-- begin Input --
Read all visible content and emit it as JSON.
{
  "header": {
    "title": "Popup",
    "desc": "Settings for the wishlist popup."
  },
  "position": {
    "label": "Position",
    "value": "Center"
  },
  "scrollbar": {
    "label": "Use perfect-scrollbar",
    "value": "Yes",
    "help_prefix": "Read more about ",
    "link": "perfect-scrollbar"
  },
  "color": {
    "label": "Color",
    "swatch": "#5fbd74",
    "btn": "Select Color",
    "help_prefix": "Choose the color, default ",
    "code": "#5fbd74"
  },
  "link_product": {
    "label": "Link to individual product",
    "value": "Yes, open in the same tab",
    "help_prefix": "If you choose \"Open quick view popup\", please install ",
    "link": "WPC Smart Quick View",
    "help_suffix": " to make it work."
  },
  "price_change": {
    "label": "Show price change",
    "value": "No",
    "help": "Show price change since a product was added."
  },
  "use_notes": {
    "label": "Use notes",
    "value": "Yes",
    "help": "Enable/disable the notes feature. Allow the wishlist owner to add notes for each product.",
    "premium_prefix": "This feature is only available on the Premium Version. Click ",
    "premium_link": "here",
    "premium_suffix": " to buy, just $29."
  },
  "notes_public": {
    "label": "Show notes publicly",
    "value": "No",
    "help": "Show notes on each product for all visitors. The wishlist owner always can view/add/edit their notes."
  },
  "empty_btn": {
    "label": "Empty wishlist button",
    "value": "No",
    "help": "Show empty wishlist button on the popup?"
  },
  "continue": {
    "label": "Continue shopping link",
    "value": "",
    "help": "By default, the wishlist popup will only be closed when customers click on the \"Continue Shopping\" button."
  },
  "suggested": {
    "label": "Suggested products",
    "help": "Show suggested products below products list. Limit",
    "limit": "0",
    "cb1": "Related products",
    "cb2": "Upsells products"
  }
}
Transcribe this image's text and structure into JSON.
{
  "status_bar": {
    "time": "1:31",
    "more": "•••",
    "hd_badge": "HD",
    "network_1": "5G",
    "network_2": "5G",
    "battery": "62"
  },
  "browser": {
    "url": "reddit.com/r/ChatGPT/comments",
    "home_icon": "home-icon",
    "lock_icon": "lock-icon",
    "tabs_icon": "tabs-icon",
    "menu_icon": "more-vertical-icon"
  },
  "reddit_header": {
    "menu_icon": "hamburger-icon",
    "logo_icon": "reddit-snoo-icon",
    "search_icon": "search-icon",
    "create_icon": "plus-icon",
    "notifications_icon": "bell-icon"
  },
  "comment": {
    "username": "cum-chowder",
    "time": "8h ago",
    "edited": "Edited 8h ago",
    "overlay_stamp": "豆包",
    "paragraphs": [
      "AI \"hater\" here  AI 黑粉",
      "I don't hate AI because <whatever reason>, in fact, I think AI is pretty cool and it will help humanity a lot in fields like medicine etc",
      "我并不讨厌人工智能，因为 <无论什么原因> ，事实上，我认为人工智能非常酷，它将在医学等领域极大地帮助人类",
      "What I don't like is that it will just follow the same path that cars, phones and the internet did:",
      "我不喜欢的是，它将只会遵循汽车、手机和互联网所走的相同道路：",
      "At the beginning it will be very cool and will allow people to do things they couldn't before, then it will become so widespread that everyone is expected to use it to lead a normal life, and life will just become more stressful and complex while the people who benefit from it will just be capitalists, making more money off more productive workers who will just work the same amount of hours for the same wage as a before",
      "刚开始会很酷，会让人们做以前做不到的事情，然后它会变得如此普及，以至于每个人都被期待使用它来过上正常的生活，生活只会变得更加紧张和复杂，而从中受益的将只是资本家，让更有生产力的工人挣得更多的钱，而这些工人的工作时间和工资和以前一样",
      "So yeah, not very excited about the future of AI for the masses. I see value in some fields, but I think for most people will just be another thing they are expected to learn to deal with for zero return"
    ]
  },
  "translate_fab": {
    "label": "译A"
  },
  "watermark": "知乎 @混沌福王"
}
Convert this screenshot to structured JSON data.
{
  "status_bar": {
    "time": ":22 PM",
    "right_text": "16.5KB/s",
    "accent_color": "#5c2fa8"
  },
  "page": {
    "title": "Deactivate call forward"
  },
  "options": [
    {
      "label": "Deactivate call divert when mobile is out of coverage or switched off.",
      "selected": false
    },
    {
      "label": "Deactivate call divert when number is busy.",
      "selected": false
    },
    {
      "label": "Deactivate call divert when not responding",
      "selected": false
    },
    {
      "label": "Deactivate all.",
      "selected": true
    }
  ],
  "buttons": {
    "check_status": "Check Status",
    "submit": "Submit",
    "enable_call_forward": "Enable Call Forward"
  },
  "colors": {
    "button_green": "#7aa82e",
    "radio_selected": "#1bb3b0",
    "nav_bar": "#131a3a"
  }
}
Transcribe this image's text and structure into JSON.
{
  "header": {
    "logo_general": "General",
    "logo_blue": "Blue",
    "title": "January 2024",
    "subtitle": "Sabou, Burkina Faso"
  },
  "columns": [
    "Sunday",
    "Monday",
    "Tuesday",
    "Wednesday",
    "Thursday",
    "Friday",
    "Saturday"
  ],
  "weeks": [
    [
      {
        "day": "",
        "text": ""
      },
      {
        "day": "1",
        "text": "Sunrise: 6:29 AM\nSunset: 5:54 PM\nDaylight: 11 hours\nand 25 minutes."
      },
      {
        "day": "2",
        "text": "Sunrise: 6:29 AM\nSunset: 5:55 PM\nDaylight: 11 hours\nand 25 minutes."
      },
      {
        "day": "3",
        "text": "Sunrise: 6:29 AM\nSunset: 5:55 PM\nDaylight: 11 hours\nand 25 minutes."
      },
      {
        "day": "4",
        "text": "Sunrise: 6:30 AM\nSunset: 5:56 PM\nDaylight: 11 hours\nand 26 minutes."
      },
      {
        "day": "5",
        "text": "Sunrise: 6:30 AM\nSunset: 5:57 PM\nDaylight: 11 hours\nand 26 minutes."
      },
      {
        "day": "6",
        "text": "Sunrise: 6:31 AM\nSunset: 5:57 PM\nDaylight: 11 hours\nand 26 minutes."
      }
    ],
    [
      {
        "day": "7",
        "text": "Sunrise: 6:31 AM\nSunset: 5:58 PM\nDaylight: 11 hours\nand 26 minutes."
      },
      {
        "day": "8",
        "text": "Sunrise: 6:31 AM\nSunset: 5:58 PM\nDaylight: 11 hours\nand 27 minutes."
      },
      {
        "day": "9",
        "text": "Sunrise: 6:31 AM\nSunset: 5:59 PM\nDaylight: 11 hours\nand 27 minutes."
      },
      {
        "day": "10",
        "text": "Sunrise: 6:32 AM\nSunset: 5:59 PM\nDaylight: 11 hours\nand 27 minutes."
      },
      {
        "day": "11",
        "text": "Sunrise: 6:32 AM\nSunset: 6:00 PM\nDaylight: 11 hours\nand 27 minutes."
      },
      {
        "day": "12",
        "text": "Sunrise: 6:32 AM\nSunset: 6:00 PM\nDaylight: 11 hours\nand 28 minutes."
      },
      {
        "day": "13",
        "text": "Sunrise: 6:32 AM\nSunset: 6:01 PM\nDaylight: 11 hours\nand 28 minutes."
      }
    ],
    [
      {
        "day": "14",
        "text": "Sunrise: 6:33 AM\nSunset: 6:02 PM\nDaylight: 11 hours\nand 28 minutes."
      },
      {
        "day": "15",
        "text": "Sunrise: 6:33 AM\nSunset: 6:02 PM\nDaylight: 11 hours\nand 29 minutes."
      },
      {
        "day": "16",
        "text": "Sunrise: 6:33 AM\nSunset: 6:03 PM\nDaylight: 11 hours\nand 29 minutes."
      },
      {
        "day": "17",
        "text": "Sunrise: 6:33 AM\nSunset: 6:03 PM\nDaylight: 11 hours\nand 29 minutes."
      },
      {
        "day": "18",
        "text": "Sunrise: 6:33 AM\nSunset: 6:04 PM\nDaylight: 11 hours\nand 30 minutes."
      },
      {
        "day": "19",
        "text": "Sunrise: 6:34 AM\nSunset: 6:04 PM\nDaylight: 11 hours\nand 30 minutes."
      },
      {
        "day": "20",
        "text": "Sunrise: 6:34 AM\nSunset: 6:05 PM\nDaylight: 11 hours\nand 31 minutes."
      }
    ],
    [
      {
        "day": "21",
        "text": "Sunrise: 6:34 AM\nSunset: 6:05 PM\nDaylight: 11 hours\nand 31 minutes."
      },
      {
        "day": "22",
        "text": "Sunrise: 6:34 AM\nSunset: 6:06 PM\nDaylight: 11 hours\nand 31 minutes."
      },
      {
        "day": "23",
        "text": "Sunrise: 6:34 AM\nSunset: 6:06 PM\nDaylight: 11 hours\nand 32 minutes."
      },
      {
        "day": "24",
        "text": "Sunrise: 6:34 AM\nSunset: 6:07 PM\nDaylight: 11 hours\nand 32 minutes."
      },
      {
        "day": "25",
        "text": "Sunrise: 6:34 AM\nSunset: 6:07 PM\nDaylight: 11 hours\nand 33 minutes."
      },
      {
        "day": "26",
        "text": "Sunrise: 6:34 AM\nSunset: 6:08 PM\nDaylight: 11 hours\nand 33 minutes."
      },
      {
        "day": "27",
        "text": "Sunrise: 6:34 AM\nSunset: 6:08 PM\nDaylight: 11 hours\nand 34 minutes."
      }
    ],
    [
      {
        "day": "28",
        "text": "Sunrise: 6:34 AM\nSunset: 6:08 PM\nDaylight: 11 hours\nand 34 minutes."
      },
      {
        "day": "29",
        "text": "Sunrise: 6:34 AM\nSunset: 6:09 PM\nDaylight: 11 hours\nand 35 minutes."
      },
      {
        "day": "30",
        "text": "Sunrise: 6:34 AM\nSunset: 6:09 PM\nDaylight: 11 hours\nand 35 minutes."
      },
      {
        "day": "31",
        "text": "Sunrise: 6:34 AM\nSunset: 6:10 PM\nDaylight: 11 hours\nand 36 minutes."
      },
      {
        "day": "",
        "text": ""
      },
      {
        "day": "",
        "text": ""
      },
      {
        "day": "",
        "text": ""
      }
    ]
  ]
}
-- end Input --
Return all lines containing "when".

    "help": "By default, the wishlist popup will only be closed when customers click on the \"Continue Shopping\" button."
      "label": "Deactivate call divert when mobile is out of coverage or switched off.",
      "label": "Deactivate call divert when number is busy.",
      "label": "Deactivate call divert when not responding",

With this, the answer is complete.